## Written request
Reproduce the material below line for line, with no changes.

## Input rows
________________

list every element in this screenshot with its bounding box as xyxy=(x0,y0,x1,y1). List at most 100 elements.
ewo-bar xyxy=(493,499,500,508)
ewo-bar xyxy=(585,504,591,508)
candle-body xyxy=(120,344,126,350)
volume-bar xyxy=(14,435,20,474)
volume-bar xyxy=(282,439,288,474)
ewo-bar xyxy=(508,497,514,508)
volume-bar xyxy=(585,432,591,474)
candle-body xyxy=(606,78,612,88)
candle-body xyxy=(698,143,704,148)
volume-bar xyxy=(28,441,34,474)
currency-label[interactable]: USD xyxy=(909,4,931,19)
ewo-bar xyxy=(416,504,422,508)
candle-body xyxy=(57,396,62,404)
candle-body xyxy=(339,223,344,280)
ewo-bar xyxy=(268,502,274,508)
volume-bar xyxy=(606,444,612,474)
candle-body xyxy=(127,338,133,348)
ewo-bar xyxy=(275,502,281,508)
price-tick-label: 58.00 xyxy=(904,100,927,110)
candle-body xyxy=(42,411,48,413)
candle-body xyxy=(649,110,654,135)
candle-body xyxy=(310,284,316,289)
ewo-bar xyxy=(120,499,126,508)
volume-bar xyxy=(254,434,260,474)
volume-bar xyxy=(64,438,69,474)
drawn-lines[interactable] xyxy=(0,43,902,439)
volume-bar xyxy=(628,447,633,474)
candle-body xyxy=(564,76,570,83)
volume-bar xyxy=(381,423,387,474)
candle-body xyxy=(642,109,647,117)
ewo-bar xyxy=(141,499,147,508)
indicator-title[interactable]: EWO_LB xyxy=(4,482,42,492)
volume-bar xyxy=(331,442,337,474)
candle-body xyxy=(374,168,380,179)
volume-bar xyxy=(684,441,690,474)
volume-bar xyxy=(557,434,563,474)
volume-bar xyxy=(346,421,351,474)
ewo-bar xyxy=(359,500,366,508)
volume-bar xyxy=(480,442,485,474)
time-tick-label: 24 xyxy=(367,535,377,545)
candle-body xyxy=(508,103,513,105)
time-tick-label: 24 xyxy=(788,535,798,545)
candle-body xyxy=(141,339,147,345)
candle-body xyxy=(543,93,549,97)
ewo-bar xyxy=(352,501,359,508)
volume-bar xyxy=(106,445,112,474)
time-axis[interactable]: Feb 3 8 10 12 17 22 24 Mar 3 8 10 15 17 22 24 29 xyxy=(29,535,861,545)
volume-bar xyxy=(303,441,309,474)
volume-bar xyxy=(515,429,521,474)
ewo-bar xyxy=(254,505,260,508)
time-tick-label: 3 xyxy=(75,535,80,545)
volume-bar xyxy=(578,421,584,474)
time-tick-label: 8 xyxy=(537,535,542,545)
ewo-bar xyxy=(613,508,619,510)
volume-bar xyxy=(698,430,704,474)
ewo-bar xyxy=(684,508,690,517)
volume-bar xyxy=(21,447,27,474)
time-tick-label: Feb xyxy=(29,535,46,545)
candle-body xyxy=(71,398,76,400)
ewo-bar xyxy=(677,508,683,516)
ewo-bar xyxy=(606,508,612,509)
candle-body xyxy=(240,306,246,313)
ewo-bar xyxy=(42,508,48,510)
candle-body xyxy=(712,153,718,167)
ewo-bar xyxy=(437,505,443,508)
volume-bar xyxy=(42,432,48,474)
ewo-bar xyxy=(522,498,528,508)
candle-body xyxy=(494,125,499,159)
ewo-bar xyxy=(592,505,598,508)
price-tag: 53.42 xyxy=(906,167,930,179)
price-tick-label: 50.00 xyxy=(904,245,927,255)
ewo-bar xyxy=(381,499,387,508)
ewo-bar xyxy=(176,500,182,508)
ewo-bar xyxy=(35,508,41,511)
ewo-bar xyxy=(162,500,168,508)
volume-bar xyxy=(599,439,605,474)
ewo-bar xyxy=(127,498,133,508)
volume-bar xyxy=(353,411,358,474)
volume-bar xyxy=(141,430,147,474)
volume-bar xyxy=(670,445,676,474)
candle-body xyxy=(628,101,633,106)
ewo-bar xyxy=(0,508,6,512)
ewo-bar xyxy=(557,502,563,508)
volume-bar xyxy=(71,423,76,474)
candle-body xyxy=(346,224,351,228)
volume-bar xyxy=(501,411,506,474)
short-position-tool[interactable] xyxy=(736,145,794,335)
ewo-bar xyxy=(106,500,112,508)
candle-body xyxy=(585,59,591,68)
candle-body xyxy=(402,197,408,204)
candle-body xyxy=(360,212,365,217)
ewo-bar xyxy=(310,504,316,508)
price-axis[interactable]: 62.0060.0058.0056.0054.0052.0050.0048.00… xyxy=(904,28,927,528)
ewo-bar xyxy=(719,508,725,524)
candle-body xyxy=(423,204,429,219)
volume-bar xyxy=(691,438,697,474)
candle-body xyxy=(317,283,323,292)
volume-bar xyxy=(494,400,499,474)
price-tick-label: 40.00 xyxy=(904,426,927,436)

________________

## Response
list every element in this screenshot with its bounding box as xyxy=(x0,y0,x1,y1). List at most 100 elements.
ewo-bar xyxy=(493,499,500,508)
ewo-bar xyxy=(585,504,591,508)
candle-body xyxy=(120,344,126,350)
volume-bar xyxy=(14,435,20,474)
volume-bar xyxy=(282,439,288,474)
ewo-bar xyxy=(508,497,514,508)
volume-bar xyxy=(585,432,591,474)
candle-body xyxy=(606,78,612,88)
candle-body xyxy=(698,143,704,148)
volume-bar xyxy=(28,441,34,474)
currency-label[interactable]: USD xyxy=(909,4,931,19)
ewo-bar xyxy=(416,504,422,508)
candle-body xyxy=(57,396,62,404)
candle-body xyxy=(339,223,344,280)
ewo-bar xyxy=(268,502,274,508)
volume-bar xyxy=(606,444,612,474)
candle-body xyxy=(127,338,133,348)
ewo-bar xyxy=(275,502,281,508)
price-tick-label: 58.00 xyxy=(904,100,927,110)
candle-body xyxy=(42,411,48,413)
candle-body xyxy=(649,110,654,135)
candle-body xyxy=(310,284,316,289)
ewo-bar xyxy=(120,499,126,508)
volume-bar xyxy=(254,434,260,474)
volume-bar xyxy=(64,438,69,474)
drawn-lines[interactable] xyxy=(0,43,902,439)
volume-bar xyxy=(628,447,633,474)
candle-body xyxy=(564,76,570,83)
volume-bar xyxy=(381,423,387,474)
candle-body xyxy=(642,109,647,117)
ewo-bar xyxy=(141,499,147,508)
indicator-title[interactable]: EWO_LB xyxy=(4,482,42,492)
volume-bar xyxy=(331,442,337,474)
candle-body xyxy=(374,168,380,179)
volume-bar xyxy=(684,441,690,474)
volume-bar xyxy=(557,434,563,474)
volume-bar xyxy=(346,421,351,474)
ewo-bar xyxy=(359,500,366,508)
volume-bar xyxy=(480,442,485,474)
time-tick-label: 24 xyxy=(367,535,377,545)
candle-body xyxy=(508,103,513,105)
time-tick-label: 24 xyxy=(788,535,798,545)
candle-body xyxy=(141,339,147,345)
candle-body xyxy=(543,93,549,97)
ewo-bar xyxy=(352,501,359,508)
volume-bar xyxy=(106,445,112,474)
time-axis[interactable]: Feb 3 8 10 12 17 22 24 Mar 3 8 10 15 17 22 24 29 xyxy=(29,535,861,545)
volume-bar xyxy=(303,441,309,474)
volume-bar xyxy=(515,429,521,474)
ewo-bar xyxy=(254,505,260,508)
time-tick-label: 3 xyxy=(75,535,80,545)
volume-bar xyxy=(578,421,584,474)
time-tick-label: 8 xyxy=(537,535,542,545)
ewo-bar xyxy=(613,508,619,510)
volume-bar xyxy=(698,430,704,474)
ewo-bar xyxy=(684,508,690,517)
volume-bar xyxy=(21,447,27,474)
time-tick-label: Feb xyxy=(29,535,46,545)
candle-body xyxy=(71,398,76,400)
ewo-bar xyxy=(677,508,683,516)
ewo-bar xyxy=(606,508,612,509)
candle-body xyxy=(240,306,246,313)
ewo-bar xyxy=(42,508,48,510)
candle-body xyxy=(712,153,718,167)
ewo-bar xyxy=(437,505,443,508)
volume-bar xyxy=(42,432,48,474)
ewo-bar xyxy=(522,498,528,508)
candle-body xyxy=(494,125,499,159)
ewo-bar xyxy=(592,505,598,508)
price-tag: 53.42 xyxy=(906,167,930,179)
price-tick-label: 50.00 xyxy=(904,245,927,255)
ewo-bar xyxy=(381,499,387,508)
ewo-bar xyxy=(176,500,182,508)
ewo-bar xyxy=(35,508,41,511)
ewo-bar xyxy=(162,500,168,508)
volume-bar xyxy=(599,439,605,474)
ewo-bar xyxy=(127,498,133,508)
volume-bar xyxy=(353,411,358,474)
volume-bar xyxy=(141,430,147,474)
volume-bar xyxy=(670,445,676,474)
candle-body xyxy=(628,101,633,106)
ewo-bar xyxy=(0,508,6,512)
ewo-bar xyxy=(557,502,563,508)
volume-bar xyxy=(71,423,76,474)
candle-body xyxy=(346,224,351,228)
volume-bar xyxy=(501,411,506,474)
short-position-tool[interactable] xyxy=(736,145,794,335)
ewo-bar xyxy=(106,500,112,508)
candle-body xyxy=(585,59,591,68)
candle-body xyxy=(402,197,408,204)
candle-body xyxy=(360,212,365,217)
ewo-bar xyxy=(310,504,316,508)
price-axis[interactable]: 62.0060.0058.0056.0054.0052.0050.0048.00… xyxy=(904,28,927,528)
ewo-bar xyxy=(719,508,725,524)
candle-body xyxy=(423,204,429,219)
volume-bar xyxy=(691,438,697,474)
candle-body xyxy=(317,283,323,292)
volume-bar xyxy=(494,400,499,474)
price-tick-label: 40.00 xyxy=(904,426,927,436)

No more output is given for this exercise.